EXCERPTED DATA:
[Start]
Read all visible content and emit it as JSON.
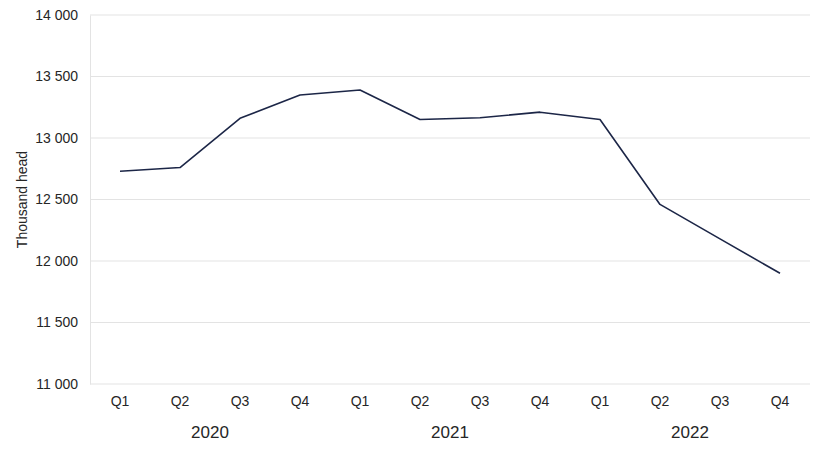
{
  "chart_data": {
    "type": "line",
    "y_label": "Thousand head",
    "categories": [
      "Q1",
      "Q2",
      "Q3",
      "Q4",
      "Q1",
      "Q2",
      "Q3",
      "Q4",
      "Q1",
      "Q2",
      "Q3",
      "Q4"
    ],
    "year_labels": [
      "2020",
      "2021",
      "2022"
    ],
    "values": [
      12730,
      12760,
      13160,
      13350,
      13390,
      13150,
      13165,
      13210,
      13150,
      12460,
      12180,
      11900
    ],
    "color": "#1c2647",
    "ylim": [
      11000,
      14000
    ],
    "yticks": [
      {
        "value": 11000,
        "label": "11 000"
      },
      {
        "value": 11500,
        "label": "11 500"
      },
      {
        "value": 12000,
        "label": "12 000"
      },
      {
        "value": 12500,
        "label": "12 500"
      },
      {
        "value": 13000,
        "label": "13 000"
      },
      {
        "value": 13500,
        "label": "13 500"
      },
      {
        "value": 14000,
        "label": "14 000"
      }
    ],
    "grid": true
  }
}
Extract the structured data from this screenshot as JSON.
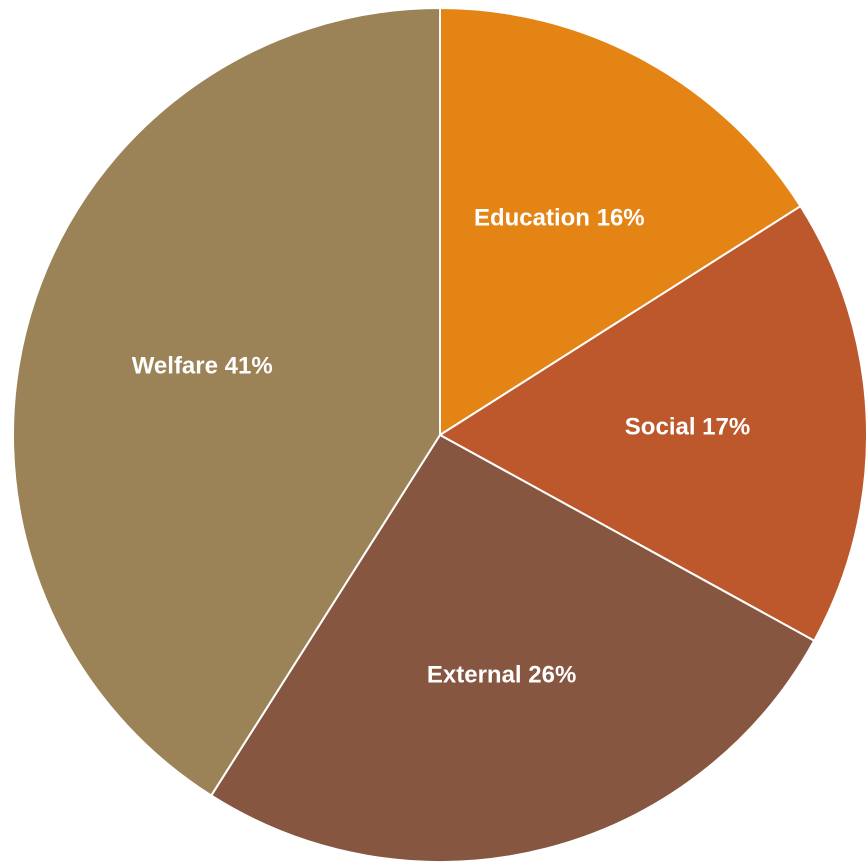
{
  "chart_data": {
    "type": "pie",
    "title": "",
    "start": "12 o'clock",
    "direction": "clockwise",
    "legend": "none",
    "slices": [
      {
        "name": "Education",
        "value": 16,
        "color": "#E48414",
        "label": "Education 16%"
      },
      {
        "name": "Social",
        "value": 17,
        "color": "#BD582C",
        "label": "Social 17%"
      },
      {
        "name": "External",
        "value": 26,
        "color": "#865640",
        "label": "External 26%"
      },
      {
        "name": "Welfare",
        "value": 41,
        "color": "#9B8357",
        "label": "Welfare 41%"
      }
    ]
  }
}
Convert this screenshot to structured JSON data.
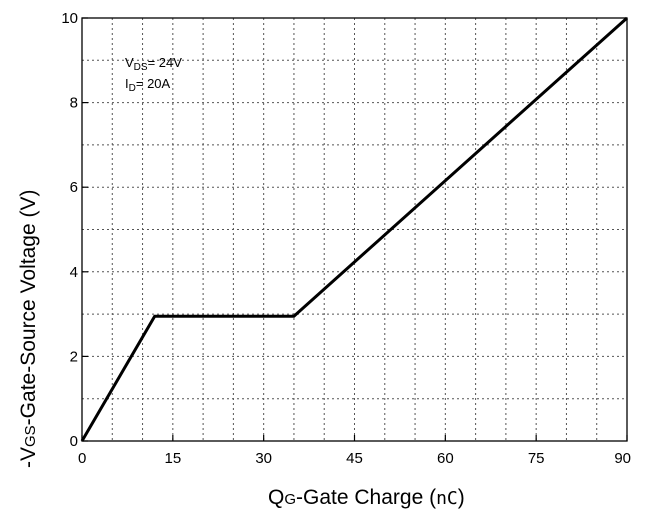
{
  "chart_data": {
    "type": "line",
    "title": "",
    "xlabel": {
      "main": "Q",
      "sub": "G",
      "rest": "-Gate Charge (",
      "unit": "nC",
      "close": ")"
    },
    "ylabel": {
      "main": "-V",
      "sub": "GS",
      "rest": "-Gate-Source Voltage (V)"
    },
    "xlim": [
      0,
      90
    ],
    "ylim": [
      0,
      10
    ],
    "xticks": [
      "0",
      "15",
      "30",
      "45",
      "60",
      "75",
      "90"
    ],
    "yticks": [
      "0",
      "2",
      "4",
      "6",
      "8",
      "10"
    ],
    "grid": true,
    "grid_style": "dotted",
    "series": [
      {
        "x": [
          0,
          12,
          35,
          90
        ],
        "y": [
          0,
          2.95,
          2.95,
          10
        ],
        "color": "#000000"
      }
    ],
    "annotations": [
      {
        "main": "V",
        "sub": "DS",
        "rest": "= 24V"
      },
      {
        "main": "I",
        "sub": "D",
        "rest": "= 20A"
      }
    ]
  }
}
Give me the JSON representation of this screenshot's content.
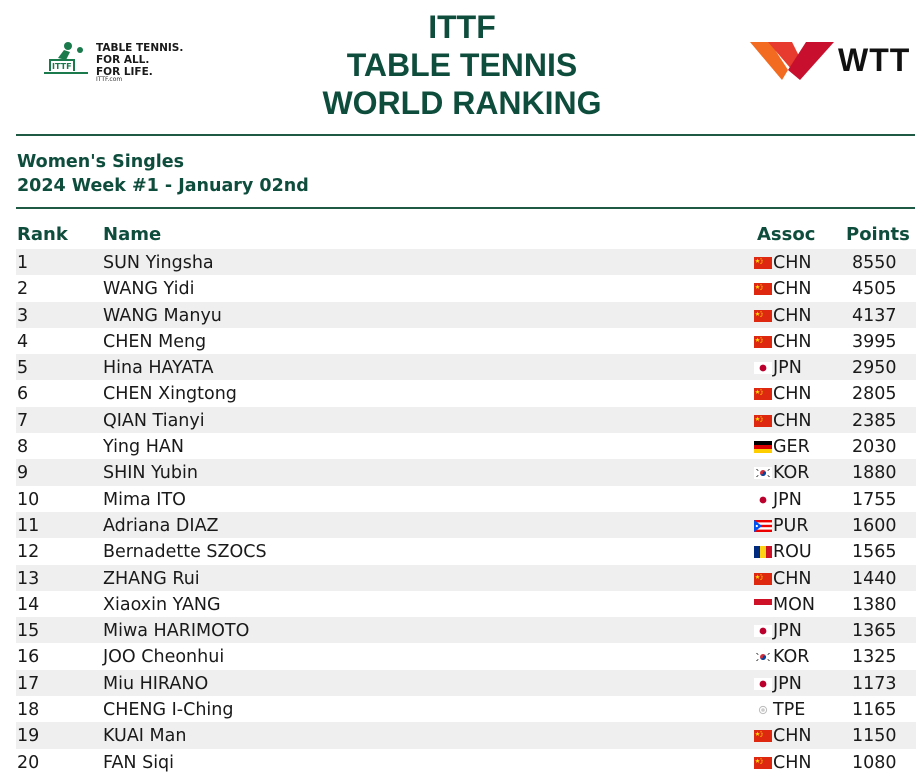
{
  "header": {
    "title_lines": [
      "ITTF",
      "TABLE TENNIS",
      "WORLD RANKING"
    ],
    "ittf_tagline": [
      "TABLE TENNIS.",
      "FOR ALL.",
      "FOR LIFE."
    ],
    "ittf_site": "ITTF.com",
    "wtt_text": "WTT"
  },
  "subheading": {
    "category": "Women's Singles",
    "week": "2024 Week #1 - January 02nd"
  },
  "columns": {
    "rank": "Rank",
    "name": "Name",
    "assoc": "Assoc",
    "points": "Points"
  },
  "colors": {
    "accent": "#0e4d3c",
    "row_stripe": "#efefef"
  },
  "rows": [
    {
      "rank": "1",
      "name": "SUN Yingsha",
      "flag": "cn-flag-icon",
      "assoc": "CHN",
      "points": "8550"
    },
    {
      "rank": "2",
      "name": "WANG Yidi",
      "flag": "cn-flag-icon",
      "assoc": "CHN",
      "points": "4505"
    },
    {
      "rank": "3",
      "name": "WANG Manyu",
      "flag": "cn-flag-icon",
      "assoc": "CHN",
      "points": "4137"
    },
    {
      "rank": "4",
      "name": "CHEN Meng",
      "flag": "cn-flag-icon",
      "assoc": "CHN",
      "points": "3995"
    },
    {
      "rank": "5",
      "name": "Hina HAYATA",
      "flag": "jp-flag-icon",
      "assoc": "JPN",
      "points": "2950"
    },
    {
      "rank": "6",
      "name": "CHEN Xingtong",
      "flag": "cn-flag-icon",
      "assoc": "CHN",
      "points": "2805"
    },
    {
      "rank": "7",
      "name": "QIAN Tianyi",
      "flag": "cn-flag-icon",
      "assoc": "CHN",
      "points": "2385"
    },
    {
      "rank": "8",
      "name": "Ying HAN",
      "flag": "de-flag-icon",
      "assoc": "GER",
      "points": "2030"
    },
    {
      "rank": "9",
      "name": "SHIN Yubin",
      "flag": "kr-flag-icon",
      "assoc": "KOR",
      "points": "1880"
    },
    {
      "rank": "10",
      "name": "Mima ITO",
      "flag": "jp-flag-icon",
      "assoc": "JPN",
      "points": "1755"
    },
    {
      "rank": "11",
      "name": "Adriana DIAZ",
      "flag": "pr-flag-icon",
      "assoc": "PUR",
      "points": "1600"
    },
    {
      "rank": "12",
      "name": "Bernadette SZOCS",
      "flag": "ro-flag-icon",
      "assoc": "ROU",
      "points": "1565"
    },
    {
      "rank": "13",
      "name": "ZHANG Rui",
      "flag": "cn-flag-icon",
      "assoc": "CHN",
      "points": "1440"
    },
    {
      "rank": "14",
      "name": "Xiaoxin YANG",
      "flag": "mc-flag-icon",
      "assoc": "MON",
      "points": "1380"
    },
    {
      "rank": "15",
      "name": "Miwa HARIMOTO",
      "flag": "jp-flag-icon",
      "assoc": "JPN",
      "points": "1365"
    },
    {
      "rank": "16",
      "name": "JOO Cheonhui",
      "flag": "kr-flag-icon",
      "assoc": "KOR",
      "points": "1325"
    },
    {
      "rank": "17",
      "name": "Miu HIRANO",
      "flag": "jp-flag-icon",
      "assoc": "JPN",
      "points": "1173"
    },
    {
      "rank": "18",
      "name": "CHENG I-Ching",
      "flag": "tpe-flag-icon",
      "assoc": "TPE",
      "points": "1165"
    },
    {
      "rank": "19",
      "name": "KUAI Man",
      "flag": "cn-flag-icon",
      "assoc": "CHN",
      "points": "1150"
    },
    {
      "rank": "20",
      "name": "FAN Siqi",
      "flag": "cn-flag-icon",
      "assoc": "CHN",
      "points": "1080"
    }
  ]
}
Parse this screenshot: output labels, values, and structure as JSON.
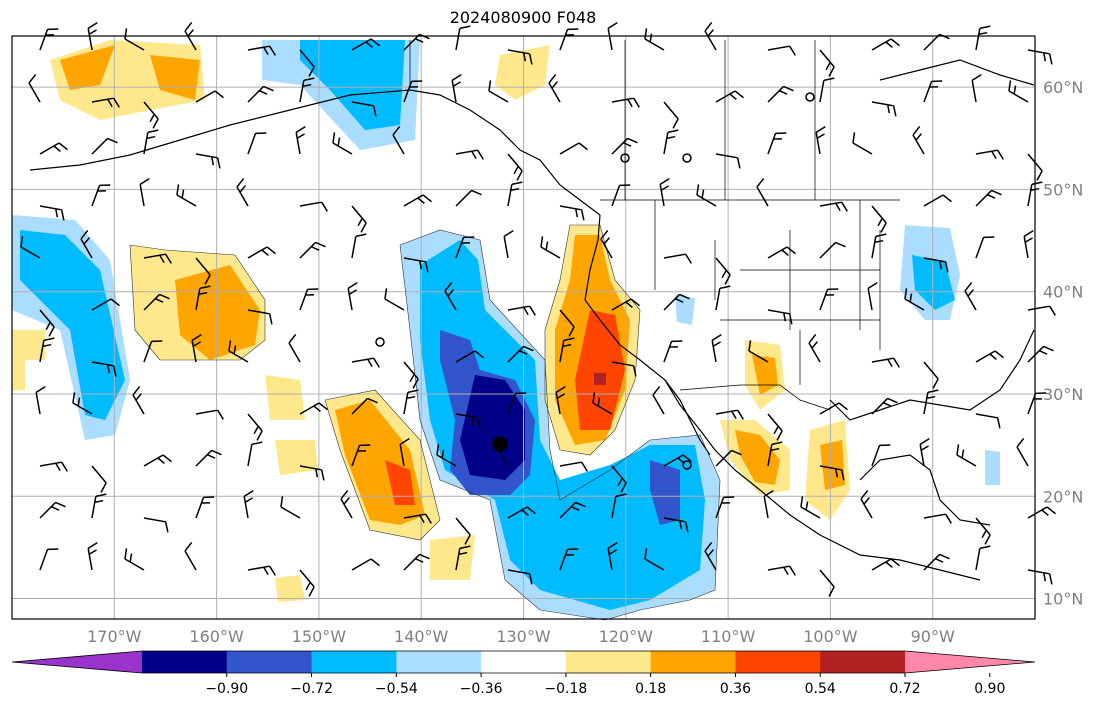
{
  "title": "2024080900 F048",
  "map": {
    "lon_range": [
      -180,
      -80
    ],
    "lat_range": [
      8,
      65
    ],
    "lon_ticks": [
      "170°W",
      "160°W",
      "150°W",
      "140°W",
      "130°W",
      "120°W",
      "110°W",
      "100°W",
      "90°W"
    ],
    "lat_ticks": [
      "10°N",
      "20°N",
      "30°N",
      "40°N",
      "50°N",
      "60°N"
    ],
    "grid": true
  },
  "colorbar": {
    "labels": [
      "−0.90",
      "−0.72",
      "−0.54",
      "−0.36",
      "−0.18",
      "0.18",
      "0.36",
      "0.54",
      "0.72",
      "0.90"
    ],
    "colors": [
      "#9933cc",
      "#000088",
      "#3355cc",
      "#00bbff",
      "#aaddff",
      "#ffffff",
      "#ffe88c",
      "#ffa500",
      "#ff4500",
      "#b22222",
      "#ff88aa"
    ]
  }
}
[End]
EXERCISE AIM: Reproduce every line exactly and omit all pictures.

FINAL ANSWER:
Read all visible content and emit it as JSON.
{
  "chart_data": {
    "type": "line",
    "y_label": "Thousand head",
    "categories": [
      "Q1",
      "Q2",
      "Q3",
      "Q4",
      "Q1",
      "Q2",
      "Q3",
      "Q4",
      "Q1",
      "Q2",
      "Q3",
      "Q4"
    ],
    "year_labels": [
      "2020",
      "2021",
      "2022"
    ],
    "values": [
      12730,
      12760,
      13160,
      13350,
      13390,
      13150,
      13165,
      13210,
      13150,
      12460,
      12180,
      11900
    ],
    "color": "#1c2647",
    "ylim": [
      11000,
      14000
    ],
    "yticks": [
      {
        "value": 11000,
        "label": "11 000"
      },
      {
        "value": 11500,
        "label": "11 500"
      },
      {
        "value": 12000,
        "label": "12 000"
      },
      {
        "value": 12500,
        "label": "12 500"
      },
      {
        "value": 13000,
        "label": "13 000"
      },
      {
        "value": 13500,
        "label": "13 500"
      },
      {
        "value": 14000,
        "label": "14 000"
      }
    ],
    "grid": true
  }
}
Extract the structured data from this screenshot as JSON.
{
  "chart_data": {
    "type": "pie",
    "title": "",
    "start": "12 o'clock",
    "direction": "clockwise",
    "legend": "none",
    "slices": [
      {
        "name": "Education",
        "value": 16,
        "color": "#E48414",
        "label": "Education 16%"
      },
      {
        "name": "Social",
        "value": 17,
        "color": "#BD582C",
        "label": "Social 17%"
      },
      {
        "name": "External",
        "value": 26,
        "color": "#865640",
        "label": "External 26%"
      },
      {
        "name": "Welfare",
        "value": 41,
        "color": "#9B8357",
        "label": "Welfare 41%"
      }
    ]
  }
}
Convert this screenshot to structured JSON data.
{
  "chart_data": {
    "type": "line",
    "title": "",
    "xlabel": {
      "main": "Q",
      "sub": "G",
      "rest": "-Gate Charge (",
      "unit": "nC",
      "close": ")"
    },
    "ylabel": {
      "main": "-V",
      "sub": "GS",
      "rest": "-Gate-Source Voltage (V)"
    },
    "xlim": [
      0,
      90
    ],
    "ylim": [
      0,
      10
    ],
    "xticks": [
      "0",
      "15",
      "30",
      "45",
      "60",
      "75",
      "90"
    ],
    "yticks": [
      "0",
      "2",
      "4",
      "6",
      "8",
      "10"
    ],
    "grid": true,
    "grid_style": "dotted",
    "series": [
      {
        "x": [
          0,
          12,
          35,
          90
        ],
        "y": [
          0,
          2.95,
          2.95,
          10
        ],
        "color": "#000000"
      }
    ],
    "annotations": [
      {
        "main": "V",
        "sub": "DS",
        "rest": "= 24V"
      },
      {
        "main": "I",
        "sub": "D",
        "rest": "= 20A"
      }
    ]
  }
}
Give me the JSON representation of this screenshot's content.
{
  "header": {
    "title_lines": [
      "ITTF",
      "TABLE TENNIS",
      "WORLD RANKING"
    ],
    "ittf_tagline": [
      "TABLE TENNIS.",
      "FOR ALL.",
      "FOR LIFE."
    ],
    "ittf_site": "ITTF.com",
    "wtt_text": "WTT"
  },
  "subheading": {
    "category": "Women's Singles",
    "week": "2024 Week #1 - January 02nd"
  },
  "columns": {
    "rank": "Rank",
    "name": "Name",
    "assoc": "Assoc",
    "points": "Points"
  },
  "colors": {
    "accent": "#0e4d3c",
    "row_stripe": "#efefef"
  },
  "rows": [
    {
      "rank": "1",
      "name": "SUN Yingsha",
      "flag": "cn-flag-icon",
      "assoc": "CHN",
      "points": "8550"
    },
    {
      "rank": "2",
      "name": "WANG Yidi",
      "flag": "cn-flag-icon",
      "assoc": "CHN",
      "points": "4505"
    },
    {
      "rank": "3",
      "name": "WANG Manyu",
      "flag": "cn-flag-icon",
      "assoc": "CHN",
      "points": "4137"
    },
    {
      "rank": "4",
      "name": "CHEN Meng",
      "flag": "cn-flag-icon",
      "assoc": "CHN",
      "points": "3995"
    },
    {
      "rank": "5",
      "name": "Hina HAYATA",
      "flag": "jp-flag-icon",
      "assoc": "JPN",
      "points": "2950"
    },
    {
      "rank": "6",
      "name": "CHEN Xingtong",
      "flag": "cn-flag-icon",
      "assoc": "CHN",
      "points": "2805"
    },
    {
      "rank": "7",
      "name": "QIAN Tianyi",
      "flag": "cn-flag-icon",
      "assoc": "CHN",
      "points": "2385"
    },
    {
      "rank": "8",
      "name": "Ying HAN",
      "flag": "de-flag-icon",
      "assoc": "GER",
      "points": "2030"
    },
    {
      "rank": "9",
      "name": "SHIN Yubin",
      "flag": "kr-flag-icon",
      "assoc": "KOR",
      "points": "1880"
    },
    {
      "rank": "10",
      "name": "Mima ITO",
      "flag": "jp-flag-icon",
      "assoc": "JPN",
      "points": "1755"
    },
    {
      "rank": "11",
      "name": "Adriana DIAZ",
      "flag": "pr-flag-icon",
      "assoc": "PUR",
      "points": "1600"
    },
    {
      "rank": "12",
      "name": "Bernadette SZOCS",
      "flag": "ro-flag-icon",
      "assoc": "ROU",
      "points": "1565"
    },
    {
      "rank": "13",
      "name": "ZHANG Rui",
      "flag": "cn-flag-icon",
      "assoc": "CHN",
      "points": "1440"
    },
    {
      "rank": "14",
      "name": "Xiaoxin YANG",
      "flag": "mc-flag-icon",
      "assoc": "MON",
      "points": "1380"
    },
    {
      "rank": "15",
      "name": "Miwa HARIMOTO",
      "flag": "jp-flag-icon",
      "assoc": "JPN",
      "points": "1365"
    },
    {
      "rank": "16",
      "name": "JOO Cheonhui",
      "flag": "kr-flag-icon",
      "assoc": "KOR",
      "points": "1325"
    },
    {
      "rank": "17",
      "name": "Miu HIRANO",
      "flag": "jp-flag-icon",
      "assoc": "JPN",
      "points": "1173"
    },
    {
      "rank": "18",
      "name": "CHENG I-Ching",
      "flag": "tpe-flag-icon",
      "assoc": "TPE",
      "points": "1165"
    },
    {
      "rank": "19",
      "name": "KUAI Man",
      "flag": "cn-flag-icon",
      "assoc": "CHN",
      "points": "1150"
    },
    {
      "rank": "20",
      "name": "FAN Siqi",
      "flag": "cn-flag-icon",
      "assoc": "CHN",
      "points": "1080"
    }
  ]
}
Parse this screenshot: output labels, values, and structure as JSON.
{
  "title": "2024080900 F048",
  "map": {
    "lon_range": [
      -180,
      -80
    ],
    "lat_range": [
      8,
      65
    ],
    "lon_ticks": [
      "170°W",
      "160°W",
      "150°W",
      "140°W",
      "130°W",
      "120°W",
      "110°W",
      "100°W",
      "90°W"
    ],
    "lat_ticks": [
      "10°N",
      "20°N",
      "30°N",
      "40°N",
      "50°N",
      "60°N"
    ],
    "grid": true
  },
  "colorbar": {
    "labels": [
      "−0.90",
      "−0.72",
      "−0.54",
      "−0.36",
      "−0.18",
      "0.18",
      "0.36",
      "0.54",
      "0.72",
      "0.90"
    ],
    "colors": [
      "#9933cc",
      "#000088",
      "#3355cc",
      "#00bbff",
      "#aaddff",
      "#ffffff",
      "#ffe88c",
      "#ffa500",
      "#ff4500",
      "#b22222",
      "#ff88aa"
    ]
  }
}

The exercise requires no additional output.